### WHAT IS BEING ASKED
From the entries below, list each line with "Point".

====== MATERIAL FOR THE TASK ======

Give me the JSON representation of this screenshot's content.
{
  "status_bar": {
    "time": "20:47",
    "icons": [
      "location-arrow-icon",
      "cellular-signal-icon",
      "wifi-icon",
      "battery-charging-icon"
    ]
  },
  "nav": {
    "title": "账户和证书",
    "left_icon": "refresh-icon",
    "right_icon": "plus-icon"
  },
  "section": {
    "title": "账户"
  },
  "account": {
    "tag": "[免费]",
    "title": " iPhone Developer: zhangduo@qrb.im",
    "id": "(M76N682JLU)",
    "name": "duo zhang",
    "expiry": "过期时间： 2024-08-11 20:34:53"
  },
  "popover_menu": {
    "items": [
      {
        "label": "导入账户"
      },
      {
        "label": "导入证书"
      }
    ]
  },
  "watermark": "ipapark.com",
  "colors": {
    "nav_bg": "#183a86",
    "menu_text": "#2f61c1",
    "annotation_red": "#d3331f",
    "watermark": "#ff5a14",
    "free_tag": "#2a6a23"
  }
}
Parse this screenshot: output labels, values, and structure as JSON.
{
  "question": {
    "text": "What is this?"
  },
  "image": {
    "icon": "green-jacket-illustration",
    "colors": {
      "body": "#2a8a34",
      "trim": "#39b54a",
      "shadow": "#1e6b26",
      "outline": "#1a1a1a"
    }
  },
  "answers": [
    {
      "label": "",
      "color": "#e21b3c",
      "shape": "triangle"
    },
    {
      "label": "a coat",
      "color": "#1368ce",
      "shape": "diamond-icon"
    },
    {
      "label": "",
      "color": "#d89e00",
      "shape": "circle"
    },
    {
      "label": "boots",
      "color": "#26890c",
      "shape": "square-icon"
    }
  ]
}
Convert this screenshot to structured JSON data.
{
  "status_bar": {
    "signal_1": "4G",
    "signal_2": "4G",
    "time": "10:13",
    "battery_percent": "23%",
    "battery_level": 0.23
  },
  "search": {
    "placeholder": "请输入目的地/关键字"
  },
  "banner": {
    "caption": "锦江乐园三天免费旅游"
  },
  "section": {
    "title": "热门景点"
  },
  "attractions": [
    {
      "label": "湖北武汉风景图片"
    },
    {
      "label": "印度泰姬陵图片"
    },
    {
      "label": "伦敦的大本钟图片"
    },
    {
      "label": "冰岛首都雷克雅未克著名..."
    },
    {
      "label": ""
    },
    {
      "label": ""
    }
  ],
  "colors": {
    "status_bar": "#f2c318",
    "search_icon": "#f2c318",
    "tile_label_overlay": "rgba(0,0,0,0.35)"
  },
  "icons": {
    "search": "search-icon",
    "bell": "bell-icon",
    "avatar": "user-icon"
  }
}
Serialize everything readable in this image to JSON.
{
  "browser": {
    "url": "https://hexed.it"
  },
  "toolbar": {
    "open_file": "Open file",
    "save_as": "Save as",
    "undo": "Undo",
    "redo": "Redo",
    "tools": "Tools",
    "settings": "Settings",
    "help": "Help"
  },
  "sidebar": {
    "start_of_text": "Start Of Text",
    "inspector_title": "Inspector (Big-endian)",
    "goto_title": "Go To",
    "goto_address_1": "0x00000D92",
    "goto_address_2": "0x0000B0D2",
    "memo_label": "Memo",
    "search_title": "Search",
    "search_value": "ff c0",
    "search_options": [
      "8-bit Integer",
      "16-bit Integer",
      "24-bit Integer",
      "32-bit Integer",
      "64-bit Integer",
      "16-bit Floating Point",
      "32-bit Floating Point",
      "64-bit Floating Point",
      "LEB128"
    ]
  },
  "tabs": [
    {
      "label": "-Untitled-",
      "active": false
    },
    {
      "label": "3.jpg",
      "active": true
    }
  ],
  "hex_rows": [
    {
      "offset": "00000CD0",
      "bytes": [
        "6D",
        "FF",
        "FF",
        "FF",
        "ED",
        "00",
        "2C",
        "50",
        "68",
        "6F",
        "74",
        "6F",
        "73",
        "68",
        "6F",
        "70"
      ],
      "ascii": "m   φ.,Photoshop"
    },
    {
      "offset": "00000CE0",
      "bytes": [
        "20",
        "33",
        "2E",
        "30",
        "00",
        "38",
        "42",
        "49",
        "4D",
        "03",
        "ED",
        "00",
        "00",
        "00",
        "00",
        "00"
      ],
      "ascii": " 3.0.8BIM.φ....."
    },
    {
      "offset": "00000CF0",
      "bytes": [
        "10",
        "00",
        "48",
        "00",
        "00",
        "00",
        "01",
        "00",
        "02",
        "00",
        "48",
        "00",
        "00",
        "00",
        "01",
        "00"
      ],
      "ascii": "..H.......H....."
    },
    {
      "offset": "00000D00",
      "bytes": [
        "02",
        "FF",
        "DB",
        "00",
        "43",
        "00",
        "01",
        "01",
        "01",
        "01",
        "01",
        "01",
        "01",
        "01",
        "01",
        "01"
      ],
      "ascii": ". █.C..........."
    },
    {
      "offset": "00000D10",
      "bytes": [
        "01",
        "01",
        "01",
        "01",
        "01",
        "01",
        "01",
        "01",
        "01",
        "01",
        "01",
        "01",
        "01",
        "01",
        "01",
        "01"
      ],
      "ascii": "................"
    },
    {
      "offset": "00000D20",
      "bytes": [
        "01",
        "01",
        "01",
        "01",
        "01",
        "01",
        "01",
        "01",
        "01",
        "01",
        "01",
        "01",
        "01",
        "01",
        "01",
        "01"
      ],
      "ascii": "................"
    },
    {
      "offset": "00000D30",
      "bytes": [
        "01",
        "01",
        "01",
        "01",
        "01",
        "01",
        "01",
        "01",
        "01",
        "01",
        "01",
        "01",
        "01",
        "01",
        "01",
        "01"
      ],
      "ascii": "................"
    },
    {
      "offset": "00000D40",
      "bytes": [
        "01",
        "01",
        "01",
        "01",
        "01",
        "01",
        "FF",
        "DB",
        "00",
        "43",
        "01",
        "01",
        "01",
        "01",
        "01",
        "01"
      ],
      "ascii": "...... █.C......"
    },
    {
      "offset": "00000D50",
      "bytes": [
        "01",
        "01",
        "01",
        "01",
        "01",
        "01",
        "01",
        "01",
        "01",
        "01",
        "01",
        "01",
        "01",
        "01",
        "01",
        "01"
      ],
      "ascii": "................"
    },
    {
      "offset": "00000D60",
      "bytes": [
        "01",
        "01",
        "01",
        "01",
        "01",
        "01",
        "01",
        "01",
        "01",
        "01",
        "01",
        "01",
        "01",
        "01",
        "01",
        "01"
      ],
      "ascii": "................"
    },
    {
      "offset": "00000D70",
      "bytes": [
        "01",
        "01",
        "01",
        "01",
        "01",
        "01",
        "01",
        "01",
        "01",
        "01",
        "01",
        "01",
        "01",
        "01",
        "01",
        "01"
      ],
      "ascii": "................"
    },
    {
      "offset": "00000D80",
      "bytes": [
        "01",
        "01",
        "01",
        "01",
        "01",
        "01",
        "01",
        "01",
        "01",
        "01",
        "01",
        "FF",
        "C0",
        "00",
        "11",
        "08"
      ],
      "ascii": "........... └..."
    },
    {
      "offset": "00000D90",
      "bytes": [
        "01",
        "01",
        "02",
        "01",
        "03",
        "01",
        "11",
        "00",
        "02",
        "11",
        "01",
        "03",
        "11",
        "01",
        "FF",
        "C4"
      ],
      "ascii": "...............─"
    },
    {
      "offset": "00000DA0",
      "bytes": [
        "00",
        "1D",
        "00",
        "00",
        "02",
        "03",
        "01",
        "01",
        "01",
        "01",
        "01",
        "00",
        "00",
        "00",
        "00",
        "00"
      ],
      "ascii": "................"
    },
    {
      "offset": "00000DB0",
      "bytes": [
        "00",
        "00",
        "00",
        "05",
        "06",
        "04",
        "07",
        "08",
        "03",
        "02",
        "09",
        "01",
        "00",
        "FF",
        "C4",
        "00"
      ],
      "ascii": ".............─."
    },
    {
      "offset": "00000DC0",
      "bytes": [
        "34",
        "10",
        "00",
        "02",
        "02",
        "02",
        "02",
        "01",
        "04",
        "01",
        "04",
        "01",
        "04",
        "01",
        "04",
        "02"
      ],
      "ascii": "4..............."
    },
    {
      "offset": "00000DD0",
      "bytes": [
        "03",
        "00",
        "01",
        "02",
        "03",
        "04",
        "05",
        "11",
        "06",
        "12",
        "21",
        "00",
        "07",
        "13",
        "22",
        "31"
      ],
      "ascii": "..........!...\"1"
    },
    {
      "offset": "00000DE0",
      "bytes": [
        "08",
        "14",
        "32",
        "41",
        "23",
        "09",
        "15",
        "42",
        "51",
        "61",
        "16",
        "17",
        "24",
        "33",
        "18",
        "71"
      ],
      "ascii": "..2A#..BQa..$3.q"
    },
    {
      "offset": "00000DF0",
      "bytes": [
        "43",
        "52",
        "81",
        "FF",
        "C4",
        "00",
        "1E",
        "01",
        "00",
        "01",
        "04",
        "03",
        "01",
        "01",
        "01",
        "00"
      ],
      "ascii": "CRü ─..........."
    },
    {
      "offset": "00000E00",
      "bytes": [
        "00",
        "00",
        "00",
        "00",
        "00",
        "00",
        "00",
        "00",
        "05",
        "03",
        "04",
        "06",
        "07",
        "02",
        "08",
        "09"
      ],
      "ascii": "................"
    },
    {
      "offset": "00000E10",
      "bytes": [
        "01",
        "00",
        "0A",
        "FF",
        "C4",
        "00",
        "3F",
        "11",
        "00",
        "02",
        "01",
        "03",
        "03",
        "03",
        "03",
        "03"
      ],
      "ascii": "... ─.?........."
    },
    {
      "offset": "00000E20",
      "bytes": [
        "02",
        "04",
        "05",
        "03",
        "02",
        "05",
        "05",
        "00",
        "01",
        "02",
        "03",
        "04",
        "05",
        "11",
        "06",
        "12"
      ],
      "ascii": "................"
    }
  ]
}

======

### FULL OUTPUT
      "16-bit Floating Point",
      "32-bit Floating Point",
      "64-bit Floating Point",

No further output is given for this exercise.